▶ [RECORDS TO PROCESS]:
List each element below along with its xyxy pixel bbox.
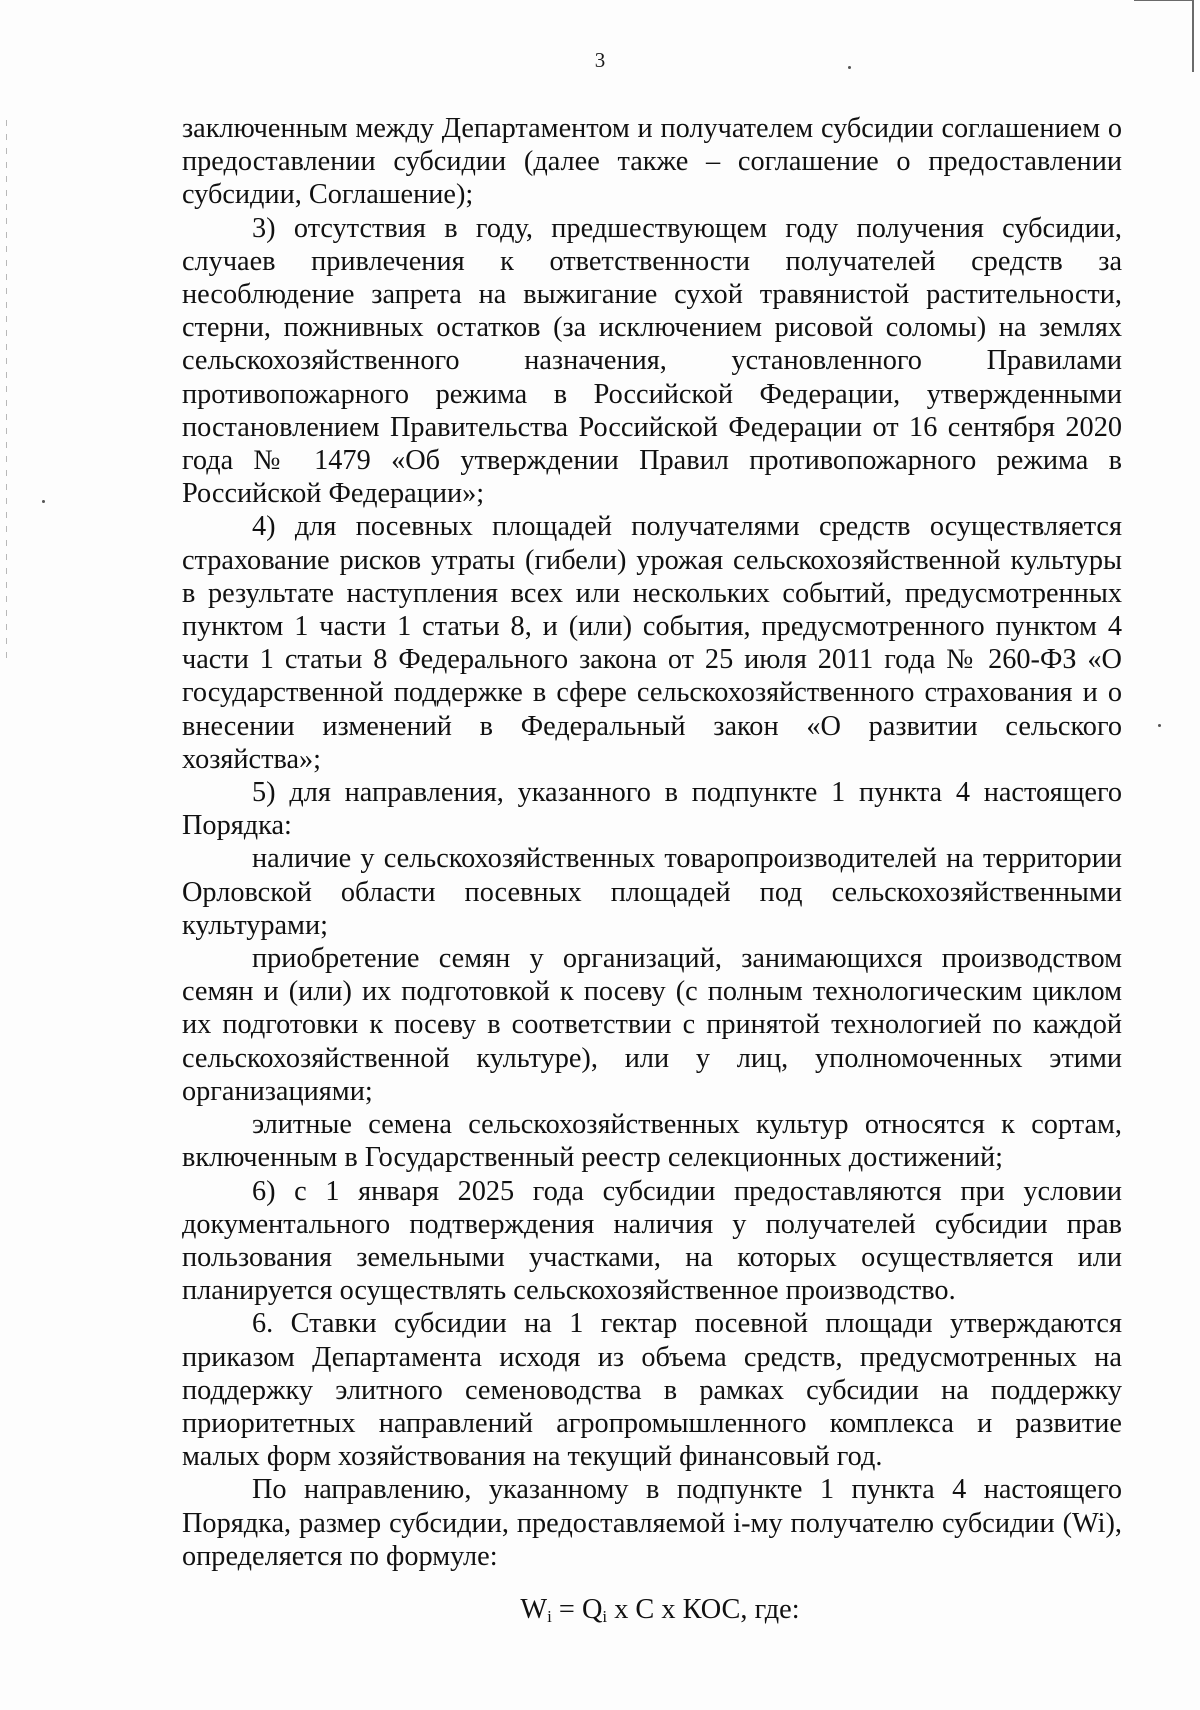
- formula-rest: х С х КОС, где:: [607, 1594, 800, 1625]
- paragraph-condition: элитные семена сельскохозяйственных культур относятся к сортам, включенным в Государственный реестр селекционных достижений;: [182, 1109, 1122, 1174]
- formula-w: W: [520, 1594, 548, 1625]
- paragraph-item-4: 4) для посевных площадей получателями средств осуществляется страхование рисков утраты (гибели) урожая сельскохозяйственной культуры в результате наступления всех или нескольких событий, предусмотренных пунктом 1 части 1 статьи 8, и (или) события, предусмотренного пунктом 4 части 1 статьи 8 Федерального закона от 25 июля 2011 года № 260-ФЗ «О государственной поддержке в сфере сельскохозяйственного страхования и о внесении изменений в Федеральный закон «О развитии сельского хозяйства»;: [182, 511, 1122, 775]
- paragraph-item-3: 3) отсутствия в году, предшествующем году получения субсидии, случаев привлечения к ответственности получателей средств за несоблюдение запрета на выжигание сухой травянистой растительности, стерни, пожнивных остатков (за исключением рисовой соломы) на землях сельскохозяйственного назначения, установленного Правилами противопожарного режима в Российской Федерации, утвержденными постановлением Правительства Российской Федерации от 16 сентября 2020 года № 1479 «Об утверждении Правил противопожарного режима в Российской Федерации»;: [182, 212, 1122, 510]
- formula-q-subscript: i: [602, 1607, 608, 1626]
- paragraph-section-6: 6. Ставки субсидии на 1 гектар посевной площади утверждаются приказом Департамента исходя из объема средств, предусмотренных на поддержку элитного семеноводства в рамках субсидии на поддержку приоритетных направлений агропромышленного комплекса и развитие малых форм хозяйствования на текущий финансовый год.: [182, 1308, 1122, 1473]
- paragraph: заключенным между Департаментом и получателем субсидии соглашением о предоставлении субсидии (далее также – соглашение о предоставлении субсидии, Соглашение);: [182, 113, 1122, 211]
- paragraph-item-5: 5) для направления, указанного в подпункте 1 пункта 4 настоящего Порядка:: [182, 777, 1122, 842]
- paragraph-condition: приобретение семян у организаций, занимающихся производством семян и (или) их подготовкой к посеву (с полным технологическим циклом их подготовки к посеву в соответствии с принятой технологией по каждой сельскохозяйственной культуре), или у лиц, уполномоченных этими организациями;: [182, 943, 1122, 1107]
- paragraph-formula-intro: По направлению, указанному в подпункте 1 пункта 4 настоящего Порядка, размер субсидии, предоставляемой i-му получателю субсидии (Wi), определяется по формуле:: [182, 1474, 1122, 1572]
- subsidy-formula: [0, 1594, 1200, 1627]
- document-body: [182, 112, 1122, 1573]
- paragraph-condition: наличие у сельскохозяйственных товаропроизводителей на территории Орловской области посевных площадей под сельскохозяйственными культурами;: [182, 843, 1122, 941]
- scan-speck: [42, 500, 45, 503]
- paragraph-item-6: 6) с 1 января 2025 года субсидии предоставляются при условии документального подтверждения наличия у получателей субсидии прав пользования земельными участками, на которых осуществляется или планируется осуществлять сельскохозяйственное производство.: [182, 1175, 1122, 1307]
- scan-artifact-left-edge: [6, 120, 7, 660]
- formula-equals-q: = Q: [551, 1594, 603, 1625]
- scan-speck: [1158, 724, 1161, 727]
- scan-artifact-right-corner: [1134, 0, 1192, 1]
- page-number: 3: [594, 48, 606, 72]
- formula-w-subscript: i: [547, 1607, 552, 1626]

▶ [GIVEN TASK]:
Substitute "Курской области" for "Орловской области" everywhere it appears in the data above, and reproduce the data with no other changes. Leave out the pictures.

▶ [SOLUTION]:
List each element below along with its xyxy pixel bbox.
- formula-rest: х С х КОС, где:: [607, 1594, 800, 1625]
- paragraph-condition: элитные семена сельскохозяйственных культур относятся к сортам, включенным в Государственный реестр селекционных достижений;: [182, 1109, 1122, 1174]
- formula-w: W: [520, 1594, 548, 1625]
- paragraph-item-4: 4) для посевных площадей получателями средств осуществляется страхование рисков утраты (гибели) урожая сельскохозяйственной культуры в результате наступления всех или нескольких событий, предусмотренных пунктом 1 части 1 статьи 8, и (или) события, предусмотренного пунктом 4 части 1 статьи 8 Федерального закона от 25 июля 2011 года № 260-ФЗ «О государственной поддержке в сфере сельскохозяйственного страхования и о внесении изменений в Федеральный закон «О развитии сельского хозяйства»;: [182, 511, 1122, 775]
- paragraph-item-3: 3) отсутствия в году, предшествующем году получения субсидии, случаев привлечения к ответственности получателей средств за несоблюдение запрета на выжигание сухой травянистой растительности, стерни, пожнивных остатков (за исключением рисовой соломы) на землях сельскохозяйственного назначения, установленного Правилами противопожарного режима в Российской Федерации, утвержденными постановлением Правительства Российской Федерации от 16 сентября 2020 года № 1479 «Об утверждении Правил противопожарного режима в Российской Федерации»;: [182, 212, 1122, 510]
- formula-q-subscript: i: [602, 1607, 608, 1626]
- paragraph-section-6: 6. Ставки субсидии на 1 гектар посевной площади утверждаются приказом Департамента исходя из объема средств, предусмотренных на поддержку элитного семеноводства в рамках субсидии на поддержку приоритетных направлений агропромышленного комплекса и развитие малых форм хозяйствования на текущий финансовый год.: [182, 1308, 1122, 1473]
- paragraph: заключенным между Департаментом и получателем субсидии соглашением о предоставлении субсидии (далее также – соглашение о предоставлении субсидии, Соглашение);: [182, 113, 1122, 211]
- paragraph-item-5: 5) для направления, указанного в подпункте 1 пункта 4 настоящего Порядка:: [182, 777, 1122, 842]
- paragraph-condition: приобретение семян у организаций, занимающихся производством семян и (или) их подготовкой к посеву (с полным технологическим циклом их подготовки к посеву в соответствии с принятой технологией по каждой сельскохозяйственной культуре), или у лиц, уполномоченных этими организациями;: [182, 943, 1122, 1107]
- paragraph-formula-intro: По направлению, указанному в подпункте 1 пункта 4 настоящего Порядка, размер субсидии, предоставляемой i-му получателю субсидии (Wi), определяется по формуле:: [182, 1474, 1122, 1572]
- subsidy-formula: [0, 1594, 1200, 1627]
- document-body: [182, 112, 1122, 1573]
- paragraph-condition: наличие у сельскохозяйственных товаропроизводителей на территории Курской области посевных площадей под сельскохозяйственными культурами;: [182, 843, 1122, 941]
- scan-speck: [42, 500, 45, 503]
- paragraph-item-6: 6) с 1 января 2025 года субсидии предоставляются при условии документального подтверждения наличия у получателей субсидии прав пользования земельными участками, на которых осуществляется или планируется осуществлять сельскохозяйственное производство.: [182, 1175, 1122, 1307]
- scan-artifact-left-edge: [6, 120, 7, 660]
- formula-equals-q: = Q: [551, 1594, 603, 1625]
- scan-speck: [1158, 724, 1161, 727]
- scan-artifact-right-corner: [1134, 0, 1192, 1]
- page-number: 3: [594, 48, 606, 72]
- formula-w-subscript: i: [547, 1607, 552, 1626]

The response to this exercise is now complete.